> [Extracted records]:
"""
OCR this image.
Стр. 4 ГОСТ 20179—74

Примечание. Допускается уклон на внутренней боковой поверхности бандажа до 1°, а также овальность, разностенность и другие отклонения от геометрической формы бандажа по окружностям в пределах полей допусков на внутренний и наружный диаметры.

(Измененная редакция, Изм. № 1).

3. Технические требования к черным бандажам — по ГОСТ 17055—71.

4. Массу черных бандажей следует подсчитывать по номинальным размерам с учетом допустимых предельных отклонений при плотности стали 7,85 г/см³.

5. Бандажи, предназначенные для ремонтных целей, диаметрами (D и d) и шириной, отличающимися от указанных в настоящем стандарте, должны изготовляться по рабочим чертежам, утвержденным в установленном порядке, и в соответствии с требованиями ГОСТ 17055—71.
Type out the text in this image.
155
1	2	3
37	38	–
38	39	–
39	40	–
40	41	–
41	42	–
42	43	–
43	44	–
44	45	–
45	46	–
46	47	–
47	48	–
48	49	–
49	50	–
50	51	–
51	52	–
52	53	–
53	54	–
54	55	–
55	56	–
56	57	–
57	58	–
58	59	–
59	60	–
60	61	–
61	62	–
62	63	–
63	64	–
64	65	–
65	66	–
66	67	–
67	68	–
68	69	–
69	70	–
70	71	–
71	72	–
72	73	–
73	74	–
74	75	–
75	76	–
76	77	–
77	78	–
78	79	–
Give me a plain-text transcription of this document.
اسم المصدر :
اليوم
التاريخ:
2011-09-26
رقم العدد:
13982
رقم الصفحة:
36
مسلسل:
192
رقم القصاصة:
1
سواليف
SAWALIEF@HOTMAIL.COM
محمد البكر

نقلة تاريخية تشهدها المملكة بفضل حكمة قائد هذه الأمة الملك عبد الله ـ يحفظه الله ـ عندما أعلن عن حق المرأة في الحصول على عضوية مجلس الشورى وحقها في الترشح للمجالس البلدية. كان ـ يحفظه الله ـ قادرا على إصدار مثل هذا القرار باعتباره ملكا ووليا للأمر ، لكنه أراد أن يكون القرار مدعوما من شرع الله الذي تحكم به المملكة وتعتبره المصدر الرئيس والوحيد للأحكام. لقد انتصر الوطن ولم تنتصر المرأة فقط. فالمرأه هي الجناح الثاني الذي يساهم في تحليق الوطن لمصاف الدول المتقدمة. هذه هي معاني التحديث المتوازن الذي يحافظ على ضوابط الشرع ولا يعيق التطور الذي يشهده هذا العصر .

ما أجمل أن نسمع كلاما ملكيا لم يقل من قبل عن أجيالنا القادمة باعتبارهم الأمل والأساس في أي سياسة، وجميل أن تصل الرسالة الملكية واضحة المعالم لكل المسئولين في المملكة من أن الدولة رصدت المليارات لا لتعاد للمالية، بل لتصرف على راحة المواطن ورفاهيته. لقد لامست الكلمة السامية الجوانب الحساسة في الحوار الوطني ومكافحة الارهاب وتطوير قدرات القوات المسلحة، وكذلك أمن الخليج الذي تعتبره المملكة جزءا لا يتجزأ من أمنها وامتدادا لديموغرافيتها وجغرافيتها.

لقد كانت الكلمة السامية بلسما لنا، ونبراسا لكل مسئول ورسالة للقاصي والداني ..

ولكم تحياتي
"""
> [To do]:
Give the count of lines in the records that contain "image", and no other text.

> [Written solution]:
2